■ The task
Pull out every line below holding the word "name".

■ Dataset records

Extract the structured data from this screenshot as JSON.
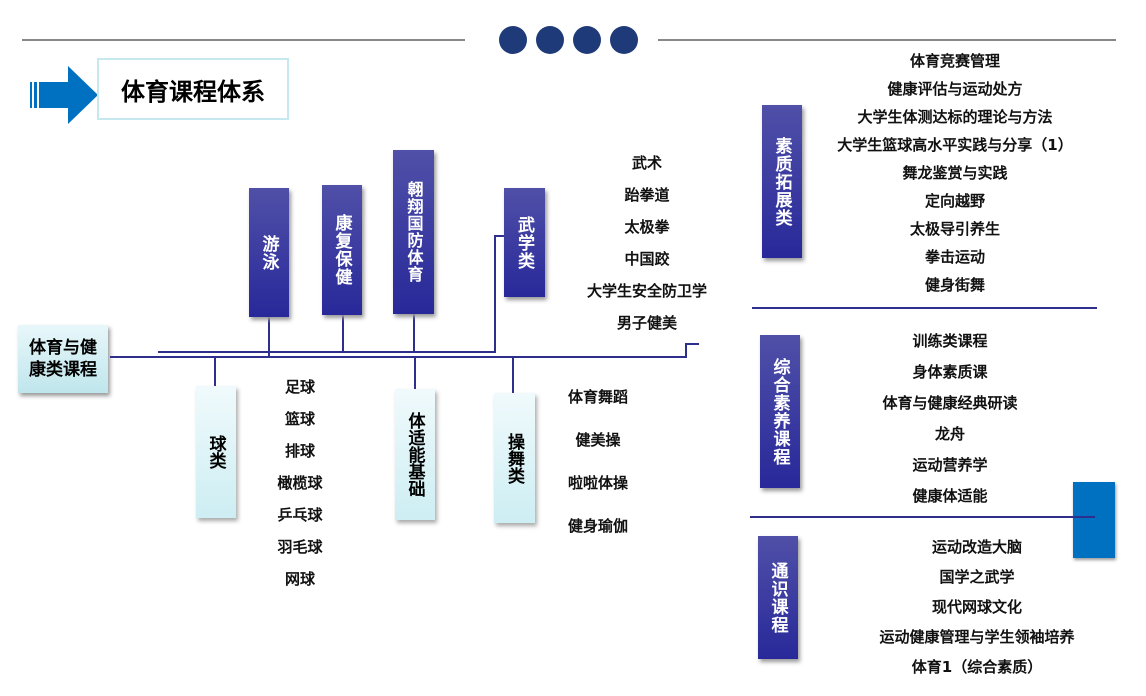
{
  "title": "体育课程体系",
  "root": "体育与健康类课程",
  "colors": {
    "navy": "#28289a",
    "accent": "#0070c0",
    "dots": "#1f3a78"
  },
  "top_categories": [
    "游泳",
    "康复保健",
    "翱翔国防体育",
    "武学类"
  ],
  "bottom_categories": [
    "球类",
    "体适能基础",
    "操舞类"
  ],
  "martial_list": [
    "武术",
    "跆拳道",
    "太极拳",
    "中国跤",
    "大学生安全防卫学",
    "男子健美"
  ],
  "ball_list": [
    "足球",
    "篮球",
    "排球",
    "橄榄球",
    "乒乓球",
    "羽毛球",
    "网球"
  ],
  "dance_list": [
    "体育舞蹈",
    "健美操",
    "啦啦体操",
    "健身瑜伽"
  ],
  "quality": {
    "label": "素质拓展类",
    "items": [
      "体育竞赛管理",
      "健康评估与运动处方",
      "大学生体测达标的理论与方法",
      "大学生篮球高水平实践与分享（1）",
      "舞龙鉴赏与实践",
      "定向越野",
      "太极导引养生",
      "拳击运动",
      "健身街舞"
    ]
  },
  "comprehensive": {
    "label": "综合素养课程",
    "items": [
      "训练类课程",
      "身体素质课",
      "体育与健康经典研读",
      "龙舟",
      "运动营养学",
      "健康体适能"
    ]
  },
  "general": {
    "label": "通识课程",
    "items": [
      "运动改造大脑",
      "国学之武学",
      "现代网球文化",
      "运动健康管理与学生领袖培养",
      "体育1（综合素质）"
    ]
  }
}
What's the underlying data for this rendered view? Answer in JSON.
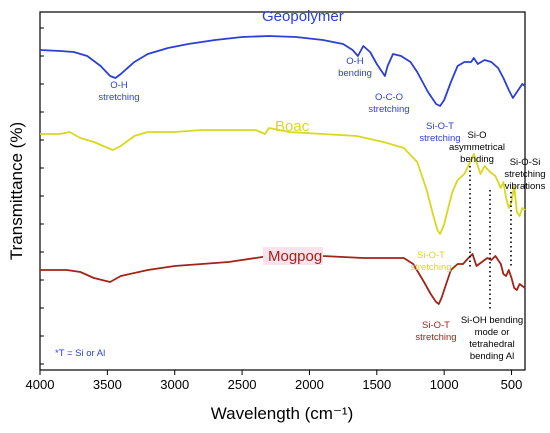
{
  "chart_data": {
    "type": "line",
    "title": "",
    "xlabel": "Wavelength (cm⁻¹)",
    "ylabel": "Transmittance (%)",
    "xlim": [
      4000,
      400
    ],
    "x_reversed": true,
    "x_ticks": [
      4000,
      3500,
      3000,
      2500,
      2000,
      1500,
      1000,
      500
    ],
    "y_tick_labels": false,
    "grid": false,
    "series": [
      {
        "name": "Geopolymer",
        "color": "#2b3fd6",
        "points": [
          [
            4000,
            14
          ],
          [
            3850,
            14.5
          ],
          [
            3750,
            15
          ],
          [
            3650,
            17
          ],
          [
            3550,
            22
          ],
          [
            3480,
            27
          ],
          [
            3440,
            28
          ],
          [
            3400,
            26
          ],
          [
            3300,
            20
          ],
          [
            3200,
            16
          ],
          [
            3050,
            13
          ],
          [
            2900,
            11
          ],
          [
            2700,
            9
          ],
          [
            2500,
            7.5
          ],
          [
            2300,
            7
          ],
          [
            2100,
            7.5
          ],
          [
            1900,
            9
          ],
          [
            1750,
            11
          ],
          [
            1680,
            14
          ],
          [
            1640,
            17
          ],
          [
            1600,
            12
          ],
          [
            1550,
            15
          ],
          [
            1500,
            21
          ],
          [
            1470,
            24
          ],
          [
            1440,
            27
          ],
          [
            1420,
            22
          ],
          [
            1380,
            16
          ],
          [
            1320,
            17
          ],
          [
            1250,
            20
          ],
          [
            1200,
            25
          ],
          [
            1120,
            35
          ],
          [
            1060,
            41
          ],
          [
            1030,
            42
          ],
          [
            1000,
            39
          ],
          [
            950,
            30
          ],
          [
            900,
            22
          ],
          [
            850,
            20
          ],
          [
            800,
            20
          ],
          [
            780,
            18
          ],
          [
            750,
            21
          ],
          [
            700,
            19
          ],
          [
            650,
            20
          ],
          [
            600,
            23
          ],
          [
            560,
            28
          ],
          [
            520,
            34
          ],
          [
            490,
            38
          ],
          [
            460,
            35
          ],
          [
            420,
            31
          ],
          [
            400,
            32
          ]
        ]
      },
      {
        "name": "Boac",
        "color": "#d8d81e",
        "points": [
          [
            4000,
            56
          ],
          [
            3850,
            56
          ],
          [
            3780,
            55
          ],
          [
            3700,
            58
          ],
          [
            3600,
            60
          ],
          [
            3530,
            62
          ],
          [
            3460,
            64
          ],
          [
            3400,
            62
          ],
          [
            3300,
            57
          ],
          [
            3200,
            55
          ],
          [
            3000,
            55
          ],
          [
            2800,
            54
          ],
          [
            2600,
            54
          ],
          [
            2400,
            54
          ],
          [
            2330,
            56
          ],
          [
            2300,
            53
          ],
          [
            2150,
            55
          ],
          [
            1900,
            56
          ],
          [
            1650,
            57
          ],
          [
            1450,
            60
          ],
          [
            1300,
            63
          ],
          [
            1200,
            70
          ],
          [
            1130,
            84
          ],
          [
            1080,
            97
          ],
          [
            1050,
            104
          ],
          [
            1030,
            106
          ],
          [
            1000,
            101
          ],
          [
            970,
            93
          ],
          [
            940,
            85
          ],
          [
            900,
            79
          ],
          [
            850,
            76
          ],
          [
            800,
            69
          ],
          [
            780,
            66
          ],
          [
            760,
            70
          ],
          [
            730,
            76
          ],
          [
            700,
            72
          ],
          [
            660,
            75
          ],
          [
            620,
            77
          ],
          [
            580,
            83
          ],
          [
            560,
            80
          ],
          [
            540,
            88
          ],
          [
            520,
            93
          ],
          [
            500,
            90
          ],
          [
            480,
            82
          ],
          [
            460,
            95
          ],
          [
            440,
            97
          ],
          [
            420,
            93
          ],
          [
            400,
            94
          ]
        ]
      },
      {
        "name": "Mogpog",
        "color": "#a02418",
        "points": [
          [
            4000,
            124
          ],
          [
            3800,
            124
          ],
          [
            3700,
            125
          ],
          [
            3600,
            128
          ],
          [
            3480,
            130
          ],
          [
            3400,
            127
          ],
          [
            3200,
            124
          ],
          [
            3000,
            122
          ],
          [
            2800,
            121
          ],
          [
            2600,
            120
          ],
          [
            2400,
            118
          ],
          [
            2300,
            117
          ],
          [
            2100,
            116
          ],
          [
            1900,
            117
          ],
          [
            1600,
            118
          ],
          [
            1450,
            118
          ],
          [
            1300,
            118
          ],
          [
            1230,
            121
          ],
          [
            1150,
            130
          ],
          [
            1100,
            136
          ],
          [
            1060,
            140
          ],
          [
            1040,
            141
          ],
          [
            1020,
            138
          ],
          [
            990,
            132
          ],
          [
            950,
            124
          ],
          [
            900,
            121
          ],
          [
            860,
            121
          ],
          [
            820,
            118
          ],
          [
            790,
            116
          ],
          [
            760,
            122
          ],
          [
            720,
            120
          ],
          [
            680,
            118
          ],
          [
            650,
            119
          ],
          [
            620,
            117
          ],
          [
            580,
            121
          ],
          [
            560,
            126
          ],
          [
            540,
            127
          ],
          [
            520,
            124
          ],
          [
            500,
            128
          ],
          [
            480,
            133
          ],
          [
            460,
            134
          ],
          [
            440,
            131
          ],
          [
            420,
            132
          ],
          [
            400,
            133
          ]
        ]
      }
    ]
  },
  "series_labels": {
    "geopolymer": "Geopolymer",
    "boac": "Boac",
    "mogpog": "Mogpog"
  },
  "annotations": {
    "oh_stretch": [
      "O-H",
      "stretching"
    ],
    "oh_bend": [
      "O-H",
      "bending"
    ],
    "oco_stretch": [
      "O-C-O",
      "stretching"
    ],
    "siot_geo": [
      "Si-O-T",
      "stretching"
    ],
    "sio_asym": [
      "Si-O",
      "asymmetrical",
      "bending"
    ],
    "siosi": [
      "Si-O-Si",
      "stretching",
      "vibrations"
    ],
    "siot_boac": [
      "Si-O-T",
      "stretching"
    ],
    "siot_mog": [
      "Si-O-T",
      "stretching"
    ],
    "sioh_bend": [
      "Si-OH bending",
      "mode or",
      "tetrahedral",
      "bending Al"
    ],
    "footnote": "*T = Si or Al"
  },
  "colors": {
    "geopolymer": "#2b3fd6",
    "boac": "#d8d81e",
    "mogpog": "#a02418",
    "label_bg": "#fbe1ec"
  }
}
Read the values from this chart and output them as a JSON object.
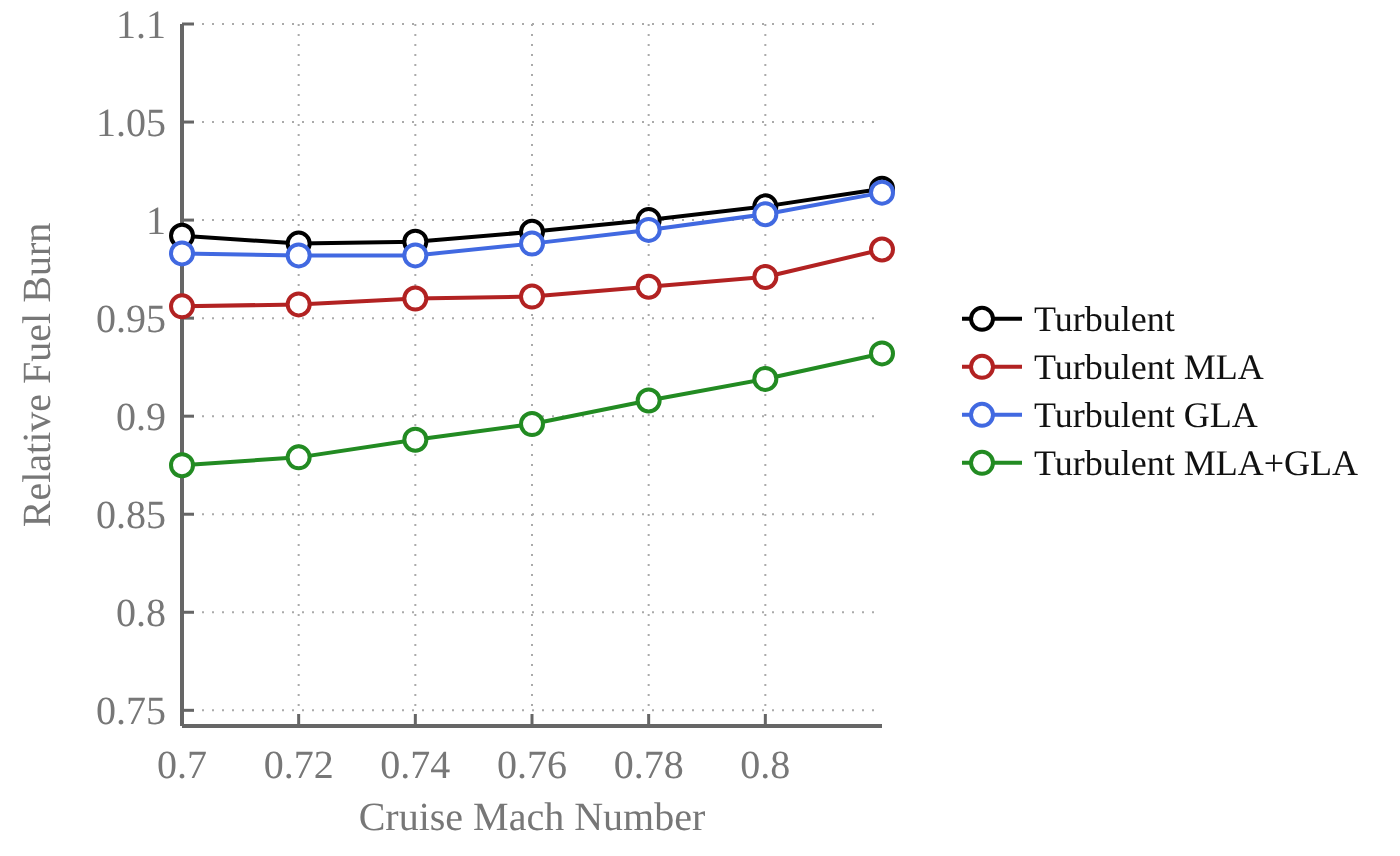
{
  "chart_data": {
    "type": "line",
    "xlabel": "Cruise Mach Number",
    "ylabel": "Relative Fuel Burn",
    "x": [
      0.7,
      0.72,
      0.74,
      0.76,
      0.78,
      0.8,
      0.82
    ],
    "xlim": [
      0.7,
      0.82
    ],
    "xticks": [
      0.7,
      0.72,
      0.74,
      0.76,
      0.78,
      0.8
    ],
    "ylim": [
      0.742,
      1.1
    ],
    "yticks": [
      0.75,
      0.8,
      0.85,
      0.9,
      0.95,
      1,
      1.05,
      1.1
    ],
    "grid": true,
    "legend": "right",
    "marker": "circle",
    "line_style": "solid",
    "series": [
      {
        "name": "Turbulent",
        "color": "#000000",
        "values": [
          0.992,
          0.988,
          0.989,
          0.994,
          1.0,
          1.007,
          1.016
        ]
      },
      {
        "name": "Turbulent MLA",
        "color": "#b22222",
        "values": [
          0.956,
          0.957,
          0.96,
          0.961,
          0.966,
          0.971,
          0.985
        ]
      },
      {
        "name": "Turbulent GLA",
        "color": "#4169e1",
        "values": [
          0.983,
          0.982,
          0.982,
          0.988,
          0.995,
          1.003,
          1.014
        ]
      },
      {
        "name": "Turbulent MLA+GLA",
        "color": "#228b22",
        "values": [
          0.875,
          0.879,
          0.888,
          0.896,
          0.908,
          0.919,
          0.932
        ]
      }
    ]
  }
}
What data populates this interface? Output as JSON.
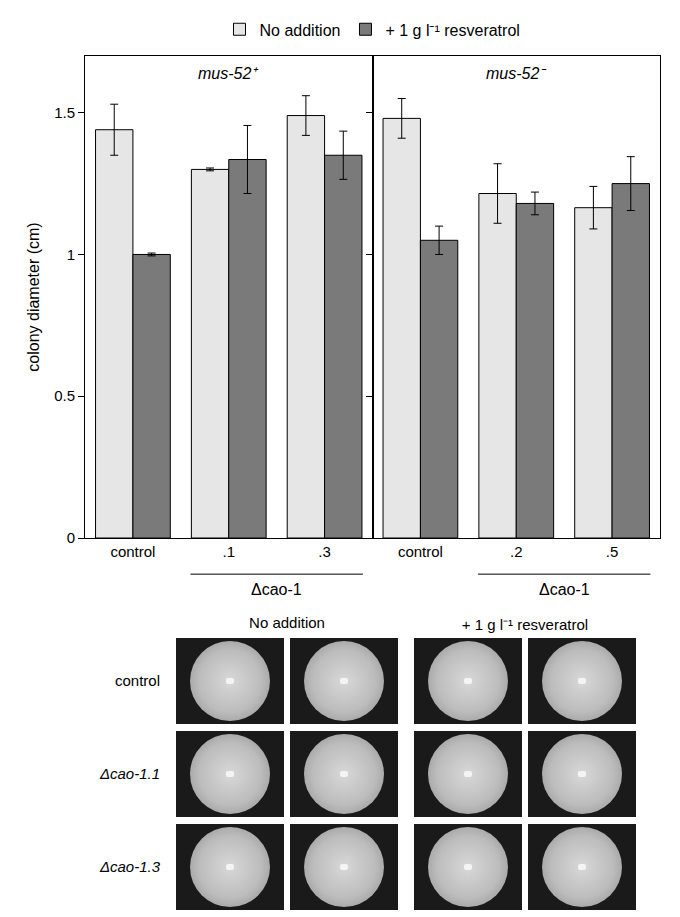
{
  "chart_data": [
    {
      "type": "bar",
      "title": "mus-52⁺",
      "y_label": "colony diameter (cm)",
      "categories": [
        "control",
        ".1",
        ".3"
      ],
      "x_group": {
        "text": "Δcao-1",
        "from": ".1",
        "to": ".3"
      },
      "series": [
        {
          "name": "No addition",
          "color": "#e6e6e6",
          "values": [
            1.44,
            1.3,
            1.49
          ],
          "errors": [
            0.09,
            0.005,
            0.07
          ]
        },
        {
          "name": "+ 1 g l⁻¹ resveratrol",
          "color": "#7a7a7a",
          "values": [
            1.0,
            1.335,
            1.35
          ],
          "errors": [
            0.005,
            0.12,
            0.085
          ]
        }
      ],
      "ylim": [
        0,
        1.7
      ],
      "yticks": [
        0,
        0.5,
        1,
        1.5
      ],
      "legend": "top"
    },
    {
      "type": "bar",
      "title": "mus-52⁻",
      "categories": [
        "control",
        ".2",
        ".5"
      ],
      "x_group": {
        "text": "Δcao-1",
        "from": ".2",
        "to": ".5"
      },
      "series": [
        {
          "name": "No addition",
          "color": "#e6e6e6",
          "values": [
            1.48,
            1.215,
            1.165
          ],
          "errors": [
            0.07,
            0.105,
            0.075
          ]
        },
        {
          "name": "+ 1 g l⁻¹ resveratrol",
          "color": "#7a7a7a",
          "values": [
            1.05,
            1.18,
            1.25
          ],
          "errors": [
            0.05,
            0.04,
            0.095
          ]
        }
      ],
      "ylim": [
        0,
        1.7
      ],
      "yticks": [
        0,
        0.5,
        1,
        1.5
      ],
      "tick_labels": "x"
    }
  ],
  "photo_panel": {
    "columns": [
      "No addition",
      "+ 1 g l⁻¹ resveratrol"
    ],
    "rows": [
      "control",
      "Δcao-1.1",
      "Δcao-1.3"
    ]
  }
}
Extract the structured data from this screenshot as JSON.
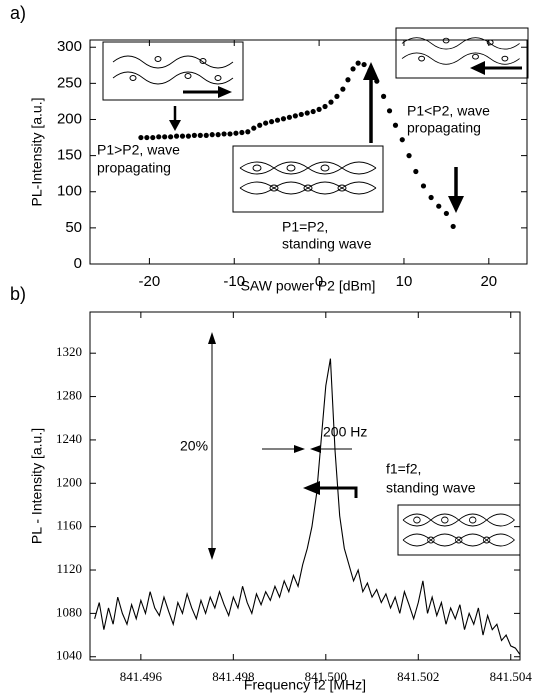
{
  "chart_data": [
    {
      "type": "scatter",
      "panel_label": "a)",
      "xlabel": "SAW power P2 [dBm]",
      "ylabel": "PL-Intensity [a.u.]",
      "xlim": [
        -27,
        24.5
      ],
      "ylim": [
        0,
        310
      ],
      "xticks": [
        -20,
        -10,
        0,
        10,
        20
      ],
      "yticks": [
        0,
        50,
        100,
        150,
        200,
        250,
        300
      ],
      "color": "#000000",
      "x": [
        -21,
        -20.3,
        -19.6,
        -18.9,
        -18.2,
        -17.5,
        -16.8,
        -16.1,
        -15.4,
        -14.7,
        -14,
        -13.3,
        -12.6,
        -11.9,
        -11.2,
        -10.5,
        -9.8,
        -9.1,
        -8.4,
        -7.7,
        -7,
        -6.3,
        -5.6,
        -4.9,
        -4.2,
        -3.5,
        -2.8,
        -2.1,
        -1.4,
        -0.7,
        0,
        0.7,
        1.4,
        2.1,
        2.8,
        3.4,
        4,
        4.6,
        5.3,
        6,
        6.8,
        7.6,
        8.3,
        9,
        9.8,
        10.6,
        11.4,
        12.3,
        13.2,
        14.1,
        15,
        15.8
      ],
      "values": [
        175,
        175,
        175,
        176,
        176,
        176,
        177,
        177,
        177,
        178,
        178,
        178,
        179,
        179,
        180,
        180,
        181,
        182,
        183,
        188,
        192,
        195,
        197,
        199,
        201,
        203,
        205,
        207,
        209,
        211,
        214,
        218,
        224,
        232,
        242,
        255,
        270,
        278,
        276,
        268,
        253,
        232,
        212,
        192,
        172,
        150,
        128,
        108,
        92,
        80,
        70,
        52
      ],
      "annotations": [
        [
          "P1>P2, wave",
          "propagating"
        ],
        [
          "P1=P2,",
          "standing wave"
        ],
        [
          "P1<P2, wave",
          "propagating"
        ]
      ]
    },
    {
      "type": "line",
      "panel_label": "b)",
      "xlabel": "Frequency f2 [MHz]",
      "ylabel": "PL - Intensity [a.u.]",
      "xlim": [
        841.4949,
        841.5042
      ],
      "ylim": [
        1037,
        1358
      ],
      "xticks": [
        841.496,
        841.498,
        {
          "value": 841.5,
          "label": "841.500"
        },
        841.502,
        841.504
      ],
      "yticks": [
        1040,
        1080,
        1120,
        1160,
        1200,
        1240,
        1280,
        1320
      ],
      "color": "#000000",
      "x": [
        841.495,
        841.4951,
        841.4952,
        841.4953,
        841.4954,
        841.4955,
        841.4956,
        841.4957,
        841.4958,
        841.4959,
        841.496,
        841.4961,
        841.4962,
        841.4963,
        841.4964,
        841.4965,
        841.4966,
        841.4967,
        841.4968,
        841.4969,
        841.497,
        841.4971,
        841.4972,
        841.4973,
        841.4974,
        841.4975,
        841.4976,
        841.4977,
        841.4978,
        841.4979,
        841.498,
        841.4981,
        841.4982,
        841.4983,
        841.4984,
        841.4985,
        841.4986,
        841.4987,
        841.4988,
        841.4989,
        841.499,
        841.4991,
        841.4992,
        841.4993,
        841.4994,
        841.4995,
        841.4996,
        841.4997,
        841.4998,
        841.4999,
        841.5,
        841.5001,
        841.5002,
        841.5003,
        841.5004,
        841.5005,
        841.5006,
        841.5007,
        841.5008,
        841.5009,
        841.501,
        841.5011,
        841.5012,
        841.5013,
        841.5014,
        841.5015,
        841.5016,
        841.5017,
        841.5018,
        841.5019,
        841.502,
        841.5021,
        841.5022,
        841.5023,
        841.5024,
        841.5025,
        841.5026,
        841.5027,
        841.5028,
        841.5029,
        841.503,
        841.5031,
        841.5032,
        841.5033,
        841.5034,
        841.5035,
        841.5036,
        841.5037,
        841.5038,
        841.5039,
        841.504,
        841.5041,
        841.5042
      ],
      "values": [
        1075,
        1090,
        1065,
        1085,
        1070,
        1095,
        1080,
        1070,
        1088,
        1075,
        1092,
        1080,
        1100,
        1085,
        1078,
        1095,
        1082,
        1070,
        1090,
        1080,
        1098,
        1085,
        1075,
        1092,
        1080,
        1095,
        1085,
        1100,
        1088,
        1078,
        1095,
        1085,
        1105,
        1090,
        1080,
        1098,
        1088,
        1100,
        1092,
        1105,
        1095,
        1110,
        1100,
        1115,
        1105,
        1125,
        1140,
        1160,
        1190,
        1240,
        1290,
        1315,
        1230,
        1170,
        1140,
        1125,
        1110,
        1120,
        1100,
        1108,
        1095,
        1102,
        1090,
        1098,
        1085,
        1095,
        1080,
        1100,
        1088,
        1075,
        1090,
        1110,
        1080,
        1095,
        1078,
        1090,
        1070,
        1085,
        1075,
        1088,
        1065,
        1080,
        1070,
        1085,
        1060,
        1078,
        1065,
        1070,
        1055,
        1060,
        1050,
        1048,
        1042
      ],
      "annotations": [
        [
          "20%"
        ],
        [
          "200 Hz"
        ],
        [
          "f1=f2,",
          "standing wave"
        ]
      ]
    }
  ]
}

■ Reply to the task
        "name": "Geopolymer",
        "name": "Boac",
        "name": "Mogpog",
        "name": "Turbulent",
        "name": "Turbulent MLA",
        "name": "Turbulent GLA",
        "name": "Turbulent MLA+GLA",
          "name": "No addition",
          "name": "+ 1 g l⁻¹ resveratrol",
          "name": "No addition",
          "name": "+ 1 g l⁻¹ resveratrol",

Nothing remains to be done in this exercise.